Items from a figure collection

* * * * * * *

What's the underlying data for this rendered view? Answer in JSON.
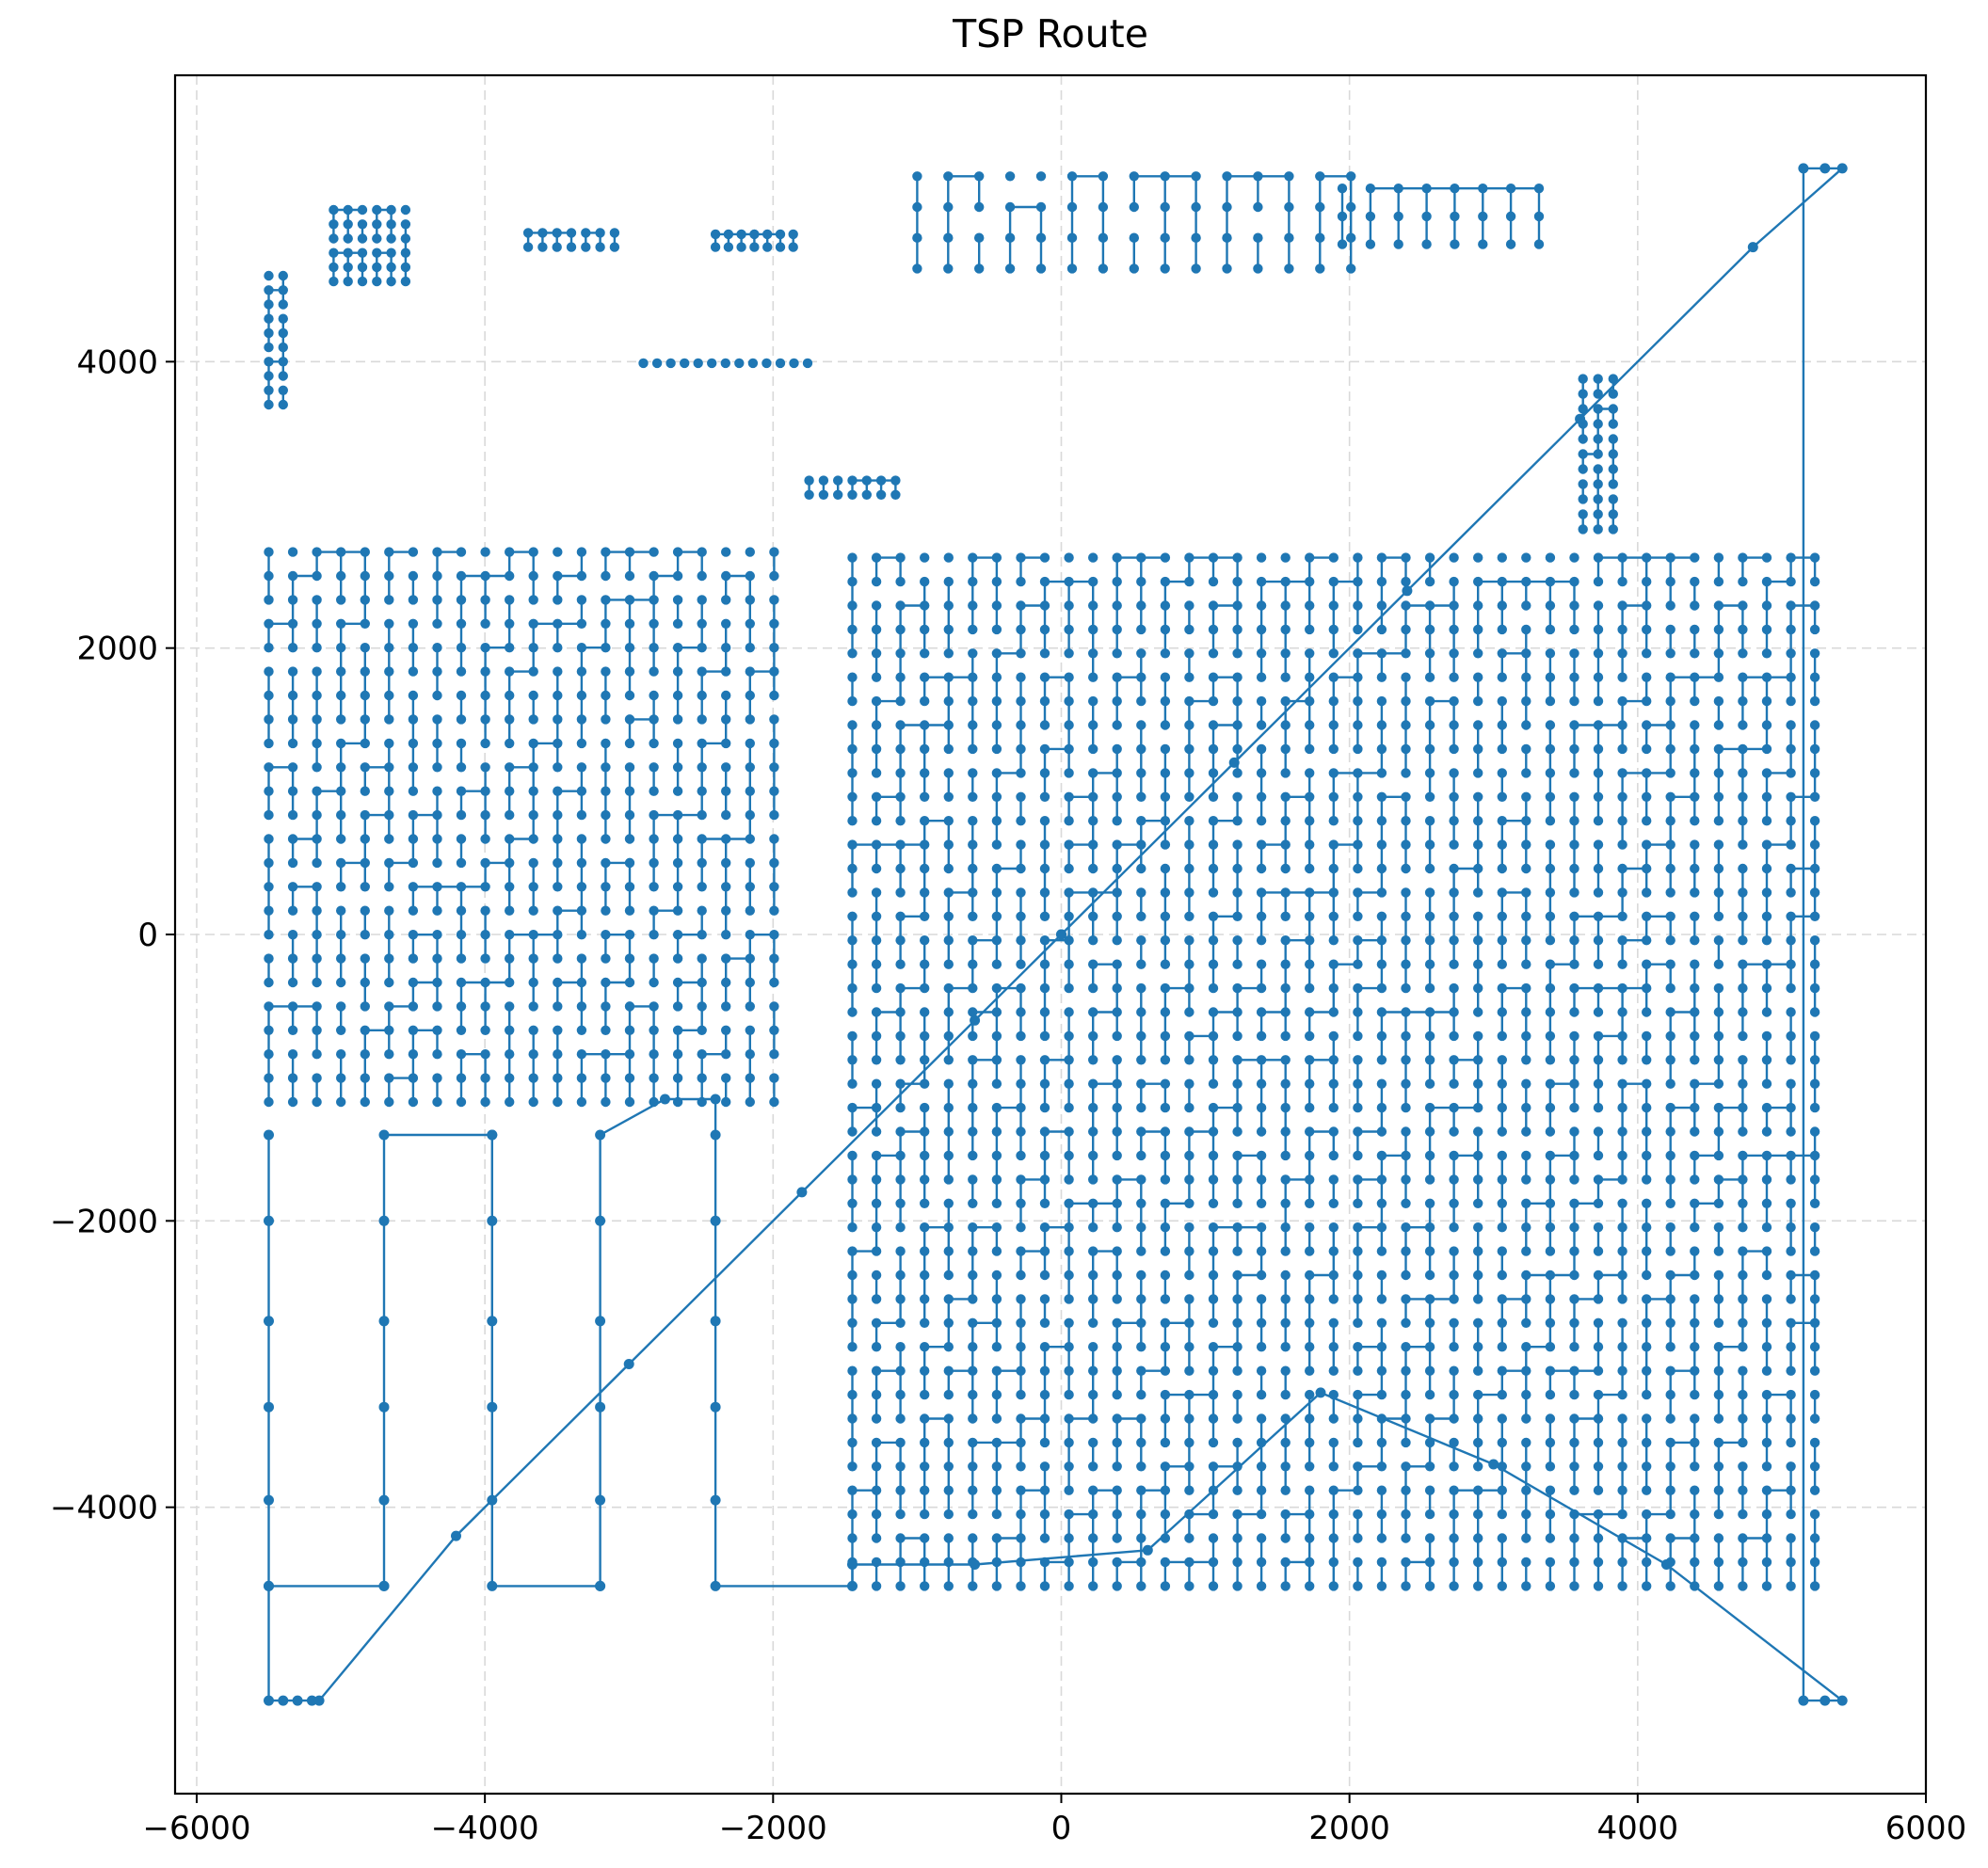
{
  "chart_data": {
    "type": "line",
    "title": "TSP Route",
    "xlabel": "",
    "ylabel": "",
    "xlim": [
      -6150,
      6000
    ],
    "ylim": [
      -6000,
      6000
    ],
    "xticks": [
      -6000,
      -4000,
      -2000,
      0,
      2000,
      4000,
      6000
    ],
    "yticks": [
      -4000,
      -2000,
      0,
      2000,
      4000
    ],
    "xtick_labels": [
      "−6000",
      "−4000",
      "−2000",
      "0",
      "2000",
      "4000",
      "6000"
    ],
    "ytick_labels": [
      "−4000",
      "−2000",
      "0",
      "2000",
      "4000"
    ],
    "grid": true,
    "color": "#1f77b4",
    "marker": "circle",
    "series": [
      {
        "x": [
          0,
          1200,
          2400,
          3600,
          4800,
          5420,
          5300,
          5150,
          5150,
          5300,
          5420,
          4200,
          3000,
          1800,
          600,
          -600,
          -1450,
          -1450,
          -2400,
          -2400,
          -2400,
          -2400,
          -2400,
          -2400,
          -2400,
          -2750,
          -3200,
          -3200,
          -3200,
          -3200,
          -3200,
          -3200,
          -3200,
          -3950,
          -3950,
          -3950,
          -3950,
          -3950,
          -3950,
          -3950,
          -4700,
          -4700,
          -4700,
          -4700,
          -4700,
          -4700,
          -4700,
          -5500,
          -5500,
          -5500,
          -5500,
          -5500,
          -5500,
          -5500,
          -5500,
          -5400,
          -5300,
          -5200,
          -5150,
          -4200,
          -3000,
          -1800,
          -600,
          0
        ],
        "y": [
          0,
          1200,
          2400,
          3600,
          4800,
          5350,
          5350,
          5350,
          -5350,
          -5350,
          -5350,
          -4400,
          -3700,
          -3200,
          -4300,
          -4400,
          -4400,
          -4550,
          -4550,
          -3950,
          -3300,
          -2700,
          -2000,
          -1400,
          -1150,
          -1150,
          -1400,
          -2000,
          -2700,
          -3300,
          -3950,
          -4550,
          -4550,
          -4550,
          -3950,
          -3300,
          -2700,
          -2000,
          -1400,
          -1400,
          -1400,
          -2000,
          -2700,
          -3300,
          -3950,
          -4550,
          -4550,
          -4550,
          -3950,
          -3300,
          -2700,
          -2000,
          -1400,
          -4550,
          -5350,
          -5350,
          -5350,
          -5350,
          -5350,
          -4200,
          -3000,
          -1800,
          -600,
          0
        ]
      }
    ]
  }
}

* * * * * * *

REQUIRED WORK
Leave out the pictures and output the rest of the material exactly as written.

FINAL ANSWER
What's the underlying data for this rendered view? Answer in JSON.
{
  "chart_data": {
    "type": "line",
    "title": "TSP Route",
    "xlabel": "",
    "ylabel": "",
    "xlim": [
      -6150,
      6000
    ],
    "ylim": [
      -6000,
      6000
    ],
    "xticks": [
      -6000,
      -4000,
      -2000,
      0,
      2000,
      4000,
      6000
    ],
    "yticks": [
      -4000,
      -2000,
      0,
      2000,
      4000
    ],
    "xtick_labels": [
      "−6000",
      "−4000",
      "−2000",
      "0",
      "2000",
      "4000",
      "6000"
    ],
    "ytick_labels": [
      "−4000",
      "−2000",
      "0",
      "2000",
      "4000"
    ],
    "grid": true,
    "color": "#1f77b4",
    "marker": "circle",
    "series": [
      {
        "x": [
          0,
          1200,
          2400,
          3600,
          4800,
          5420,
          5300,
          5150,
          5150,
          5300,
          5420,
          4200,
          3000,
          1800,
          600,
          -600,
          -1450,
          -1450,
          -2400,
          -2400,
          -2400,
          -2400,
          -2400,
          -2400,
          -2400,
          -2750,
          -3200,
          -3200,
          -3200,
          -3200,
          -3200,
          -3200,
          -3200,
          -3950,
          -3950,
          -3950,
          -3950,
          -3950,
          -3950,
          -3950,
          -4700,
          -4700,
          -4700,
          -4700,
          -4700,
          -4700,
          -4700,
          -5500,
          -5500,
          -5500,
          -5500,
          -5500,
          -5500,
          -5500,
          -5500,
          -5400,
          -5300,
          -5200,
          -5150,
          -4200,
          -3000,
          -1800,
          -600,
          0
        ],
        "y": [
          0,
          1200,
          2400,
          3600,
          4800,
          5350,
          5350,
          5350,
          -5350,
          -5350,
          -5350,
          -4400,
          -3700,
          -3200,
          -4300,
          -4400,
          -4400,
          -4550,
          -4550,
          -3950,
          -3300,
          -2700,
          -2000,
          -1400,
          -1150,
          -1150,
          -1400,
          -2000,
          -2700,
          -3300,
          -3950,
          -4550,
          -4550,
          -4550,
          -3950,
          -3300,
          -2700,
          -2000,
          -1400,
          -1400,
          -1400,
          -2000,
          -2700,
          -3300,
          -3950,
          -4550,
          -4550,
          -4550,
          -3950,
          -3300,
          -2700,
          -2000,
          -1400,
          -4550,
          -5350,
          -5350,
          -5350,
          -5350,
          -5350,
          -4200,
          -3000,
          -1800,
          -600,
          0
        ]
      }
    ]
  }
}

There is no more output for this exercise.